STATED EXERCISE
Reproduce the listing below exactly, minus its pictures.

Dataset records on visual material
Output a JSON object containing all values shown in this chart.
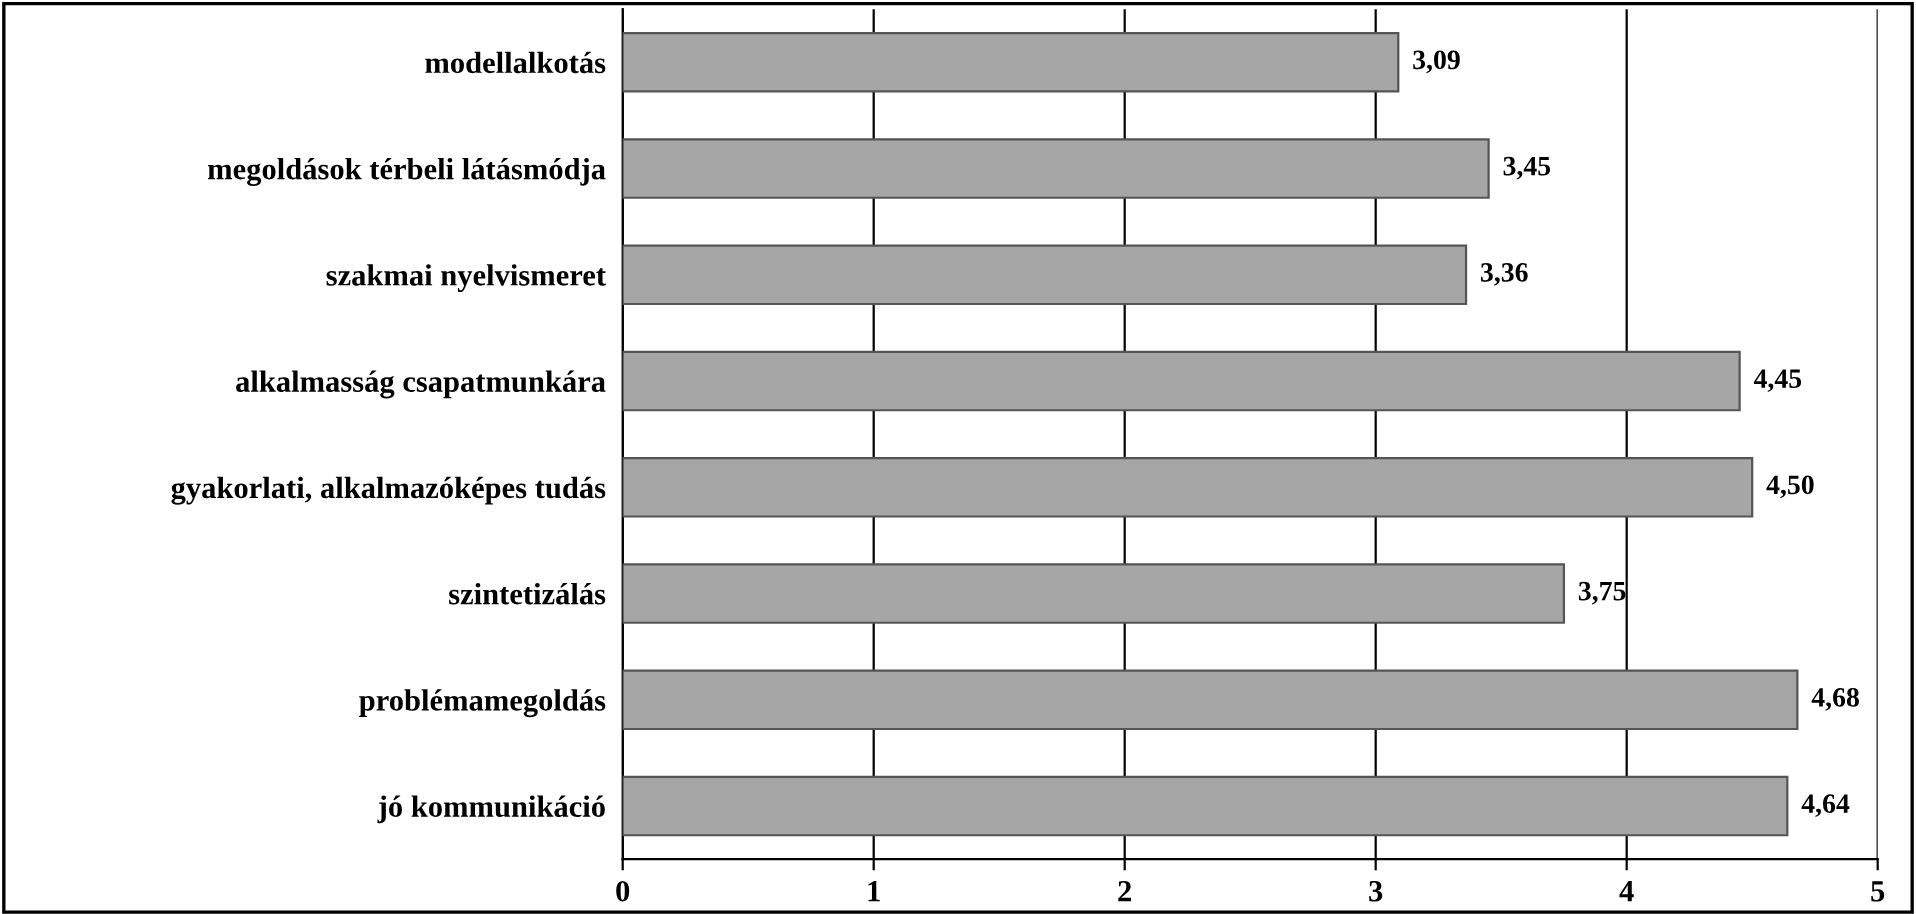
{
  "chart_data": {
    "type": "bar",
    "orientation": "horizontal",
    "categories": [
      "modellalkotás",
      "megoldások térbeli látásmódja",
      "szakmai nyelvismeret",
      "alkalmasság csapatmunkára",
      "gyakorlati, alkalmazóképes tudás",
      "szintetizálás",
      "problémamegoldás",
      "jó kommunikáció"
    ],
    "values": [
      3.09,
      3.45,
      3.36,
      4.45,
      4.5,
      3.75,
      4.68,
      4.64
    ],
    "value_labels": [
      "3,09",
      "3,45",
      "3,36",
      "4,45",
      "4,50",
      "3,75",
      "4,68",
      "4,64"
    ],
    "color": "#a6a6a6",
    "xlim": [
      0,
      5
    ],
    "xticks": [
      0,
      1,
      2,
      3,
      4,
      5
    ],
    "grid": "x",
    "legend": false
  }
}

SOLVED EXERCISE
Output a JSON object containing all values shown in this chart.
{
  "chart_data": {
    "type": "bar",
    "orientation": "horizontal",
    "categories": [
      "modellalkotás",
      "megoldások térbeli látásmódja",
      "szakmai nyelvismeret",
      "alkalmasság csapatmunkára",
      "gyakorlati, alkalmazóképes tudás",
      "szintetizálás",
      "problémamegoldás",
      "jó kommunikáció"
    ],
    "values": [
      3.09,
      3.45,
      3.36,
      4.45,
      4.5,
      3.75,
      4.68,
      4.64
    ],
    "value_labels": [
      "3,09",
      "3,45",
      "3,36",
      "4,45",
      "4,50",
      "3,75",
      "4,68",
      "4,64"
    ],
    "color": "#a6a6a6",
    "xlim": [
      0,
      5
    ],
    "xticks": [
      0,
      1,
      2,
      3,
      4,
      5
    ],
    "grid": "x",
    "legend": false
  }
}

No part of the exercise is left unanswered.